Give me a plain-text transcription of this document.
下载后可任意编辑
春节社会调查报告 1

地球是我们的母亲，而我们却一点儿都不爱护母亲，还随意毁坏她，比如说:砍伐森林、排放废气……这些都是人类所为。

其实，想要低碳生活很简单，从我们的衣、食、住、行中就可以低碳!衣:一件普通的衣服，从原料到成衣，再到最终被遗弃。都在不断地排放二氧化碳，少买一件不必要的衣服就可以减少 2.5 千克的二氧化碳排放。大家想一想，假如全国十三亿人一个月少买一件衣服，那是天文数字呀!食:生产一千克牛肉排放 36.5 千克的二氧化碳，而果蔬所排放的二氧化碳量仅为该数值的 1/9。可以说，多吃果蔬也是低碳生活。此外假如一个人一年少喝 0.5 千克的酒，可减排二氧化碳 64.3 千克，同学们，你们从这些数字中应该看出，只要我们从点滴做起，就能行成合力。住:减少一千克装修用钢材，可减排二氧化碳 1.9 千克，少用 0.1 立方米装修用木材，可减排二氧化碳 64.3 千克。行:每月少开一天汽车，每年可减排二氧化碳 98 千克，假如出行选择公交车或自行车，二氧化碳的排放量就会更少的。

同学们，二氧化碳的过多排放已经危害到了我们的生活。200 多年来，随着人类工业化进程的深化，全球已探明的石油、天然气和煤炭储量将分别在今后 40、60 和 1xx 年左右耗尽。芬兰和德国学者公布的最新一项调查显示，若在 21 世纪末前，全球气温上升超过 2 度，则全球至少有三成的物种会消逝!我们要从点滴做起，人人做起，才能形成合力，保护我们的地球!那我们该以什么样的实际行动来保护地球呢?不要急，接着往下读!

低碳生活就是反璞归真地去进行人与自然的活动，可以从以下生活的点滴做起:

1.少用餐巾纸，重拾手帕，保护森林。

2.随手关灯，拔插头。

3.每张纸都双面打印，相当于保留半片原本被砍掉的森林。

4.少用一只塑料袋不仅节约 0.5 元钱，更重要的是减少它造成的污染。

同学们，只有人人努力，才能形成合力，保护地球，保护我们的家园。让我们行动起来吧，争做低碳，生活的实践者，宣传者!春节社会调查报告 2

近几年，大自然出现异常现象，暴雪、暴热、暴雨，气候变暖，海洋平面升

#### Stated task
Repeat the listing in full, keeping every line exactly as it is.

#### Response
Give me a plain-text transcription of this document.
下载后可任意编辑
春节社会调查报告 1

地球是我们的母亲，而我们却一点儿都不爱护母亲，还随意毁坏她，比如说:砍伐森林、排放废气……这些都是人类所为。

其实，想要低碳生活很简单，从我们的衣、食、住、行中就可以低碳!衣:一件普通的衣服，从原料到成衣，再到最终被遗弃。都在不断地排放二氧化碳，少买一件不必要的衣服就可以减少 2.5 千克的二氧化碳排放。大家想一想，假如全国十三亿人一个月少买一件衣服，那是天文数字呀!食:生产一千克牛肉排放 36.5 千克的二氧化碳，而果蔬所排放的二氧化碳量仅为该数值的 1/9。可以说，多吃果蔬也是低碳生活。此外假如一个人一年少喝 0.5 千克的酒，可减排二氧化碳 64.3 千克，同学们，你们从这些数字中应该看出，只要我们从点滴做起，就能行成合力。住:减少一千克装修用钢材，可减排二氧化碳 1.9 千克，少用 0.1 立方米装修用木材，可减排二氧化碳 64.3 千克。行:每月少开一天汽车，每年可减排二氧化碳 98 千克，假如出行选择公交车或自行车，二氧化碳的排放量就会更少的。

同学们，二氧化碳的过多排放已经危害到了我们的生活。200 多年来，随着人类工业化进程的深化，全球已探明的石油、天然气和煤炭储量将分别在今后 40、60 和 1xx 年左右耗尽。芬兰和德国学者公布的最新一项调查显示，若在 21 世纪末前，全球气温上升超过 2 度，则全球至少有三成的物种会消逝!我们要从点滴做起，人人做起，才能形成合力，保护我们的地球!那我们该以什么样的实际行动来保护地球呢?不要急，接着往下读!

低碳生活就是反璞归真地去进行人与自然的活动，可以从以下生活的点滴做起:

1.少用餐巾纸，重拾手帕，保护森林。

2.随手关灯，拔插头。

3.每张纸都双面打印，相当于保留半片原本被砍掉的森林。

4.少用一只塑料袋不仅节约 0.5 元钱，更重要的是减少它造成的污染。

同学们，只有人人努力，才能形成合力，保护地球，保护我们的家园。让我们行动起来吧，争做低碳，生活的实践者，宣传者!春节社会调查报告 2

近几年，大自然出现异常现象，暴雪、暴热、暴雨，气候变暖，海洋平面升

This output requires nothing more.